»»
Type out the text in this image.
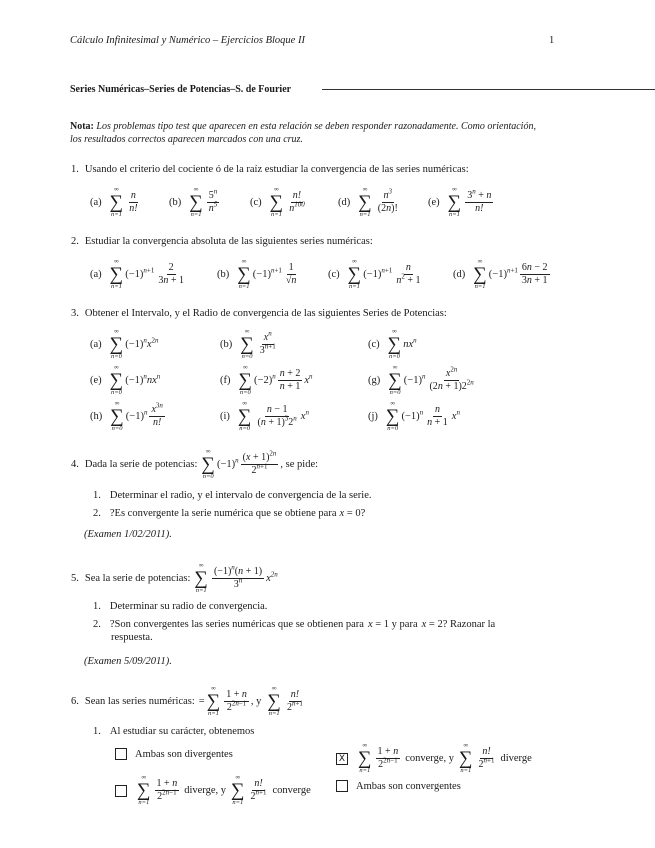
Cálculo Infinitesimal y Numérico – Ejercicios Bloque II	1
Series Numéricas–Series de Potencias–S. de Fourier
Nota: Los problemas tipo test que aparecen en esta relación se deben responder razonadamente. Como orientación,
los resultados correctos aparecen marcados con una cruz.
1. Usando el criterio del cociente ó de la raíz estudiar la convergencia de las series numéricas:
(a)
∞
∑
n=1
n
n!
(b)
∞
∑
n=1
5$^n$
$n^5$	(c)
∞
∑
n=1
n!
$n^{100}$	(d)
∞
∑
n=1
$n^3$
(2n)!
(e)
∞
∑
n=1
$3^n + n$
n!
2. Estudiar la convergencia absoluta de las siguientes series numéricas:
(a)
∞
∑
n=1
$(-1)^{n+1}$ 2
3n + 1
(b)
∞
∑
n=1
$(-1)^{n+1}$ 1
√n
(c)
∞
∑
n=1
$(-1)^{n+1}$ n
$n^2 + 1$
(d)
∞
∑
n=1
$(-1)^{n+1}$ 6n − 2
3n + 1
3. Obtener el Intervalo, y el Radio de convergencia de las siguientes Series de Potencias:
(a)
∞
∑
n=0
$(-1)^nx^{2n}$	(b)
∞
∑
n=0
$x^n$
$3^{n+1}$	(c)
∞
∑
n=0
$nx^n$
(e)
∞
∑
n=0
$(-1)^nnx^n$	(f)
∞
∑
n=0
$(-2)^n$ n + 2
n + 1
$x^n$	(g)
∞
∑
n=0
$(-1)^n$ $x^{2n}$
$(2n + 1)2^{2n}$
(h)
∞
∑
n=0
$(-1)^n$ $x^{3n}$
n!
(i)
∞
∑
n=0
n − 1
$(n + 1)^32^n$ $x^n$	(j)
∞
∑
n=0
$(-1)^n$ n
n + 1
$x^n$
4. Dada la serie de potencias:
∞
∑
n=0
$(-1)^n$ $(x + 1)^{2n}$
$2^{n+1}$ , se pide:
1. Determinar el radio, y el intervalo de convergencia de la serie.
2. ?Es convergente la serie numérica que se obtiene para x = 0 ?
(Examen 1/02/2011).
5. Sea la serie de potencias:
∞
∑
n=1
$(-1)^n(n + 1)$
3$^n$ $x^{2n}$
1. Determinar su radio de convergencia.
2. ?Son convergentes las series numéricas que se obtienen para x = 1 y para x = 2 ? Razonar la
respuesta.
(Examen 5/09/2011).
6. Sean las series numéricas: =
∞
∑
n=1
1 + n
$2^{2n-1}$ , y
∞
∑
n=1
n!
$2^{n+1}$
1. Al estudiar su carácter, obtenemos
Ambas son divergentes	X
∞
∑
n=1
1 + n
$2^{2n-1}$ converge, y
∞
∑
n=1
n!
$2^{n+1}$ diverge
∞
∑
n=1
1 + n
$2^{2n-1}$ diverge, y
∞
∑
n=1
n!
$2^{n+1}$ converge	Ambas son convergentes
««
Write the lines above out again exactly, without any of their pictures.

Type out the text in this image.
Cálculo Infinitesimal y Numérico – Ejercicios Bloque II	1
Series Numéricas–Series de Potencias–S. de Fourier
Nota: Los problemas tipo test que aparecen en esta relación se deben responder razonadamente. Como orientación,
los resultados correctos aparecen marcados con una cruz.
1. Usando el criterio del cociente ó de la raíz estudiar la convergencia de las series numéricas:
(a)
∞
∑
n=1
n
n!
(b)
∞
∑
n=1
5$^n$
$n^5$	(c)
∞
∑
n=1
n!
$n^{100}$	(d)
∞
∑
n=1
$n^3$
(2n)!
(e)
∞
∑
n=1
$3^n + n$
n!
2. Estudiar la convergencia absoluta de las siguientes series numéricas:
(a)
∞
∑
n=1
$(-1)^{n+1}$ 2
3n + 1
(b)
∞
∑
n=1
$(-1)^{n+1}$ 1
√n
(c)
∞
∑
n=1
$(-1)^{n+1}$ n
$n^2 + 1$
(d)
∞
∑
n=1
$(-1)^{n+1}$ 6n − 2
3n + 1
3. Obtener el Intervalo, y el Radio de convergencia de las siguientes Series de Potencias:
(a)
∞
∑
n=0
$(-1)^nx^{2n}$	(b)
∞
∑
n=0
$x^n$
$3^{n+1}$	(c)
∞
∑
n=0
$nx^n$
(e)
∞
∑
n=0
$(-1)^nnx^n$	(f)
∞
∑
n=0
$(-2)^n$ n + 2
n + 1
$x^n$	(g)
∞
∑
n=0
$(-1)^n$ $x^{2n}$
$(2n + 1)2^{2n}$
(h)
∞
∑
n=0
$(-1)^n$ $x^{3n}$
n!
(i)
∞
∑
n=0
n − 1
$(n + 1)^32^n$ $x^n$	(j)
∞
∑
n=0
$(-1)^n$ n
n + 1
$x^n$
4. Dada la serie de potencias:
∞
∑
n=0
$(-1)^n$ $(x + 1)^{2n}$
$2^{n+1}$ , se pide:
1. Determinar el radio, y el intervalo de convergencia de la serie.
2. ?Es convergente la serie numérica que se obtiene para x = 0 ?
(Examen 1/02/2011).
5. Sea la serie de potencias:
∞
∑
n=1
$(-1)^n(n + 1)$
3$^n$ $x^{2n}$
1. Determinar su radio de convergencia.
2. ?Son convergentes las series numéricas que se obtienen para x = 1 y para x = 2 ? Razonar la
respuesta.
(Examen 5/09/2011).
6. Sean las series numéricas: =
∞
∑
n=1
1 + n
$2^{2n-1}$ , y
∞
∑
n=1
n!
$2^{n+1}$
1. Al estudiar su carácter, obtenemos
Ambas son divergentes	X
∞
∑
n=1
1 + n
$2^{2n-1}$ converge, y
∞
∑
n=1
n!
$2^{n+1}$ diverge
∞
∑
n=1
1 + n
$2^{2n-1}$ diverge, y
∞
∑
n=1
n!
$2^{n+1}$ converge	Ambas son convergentes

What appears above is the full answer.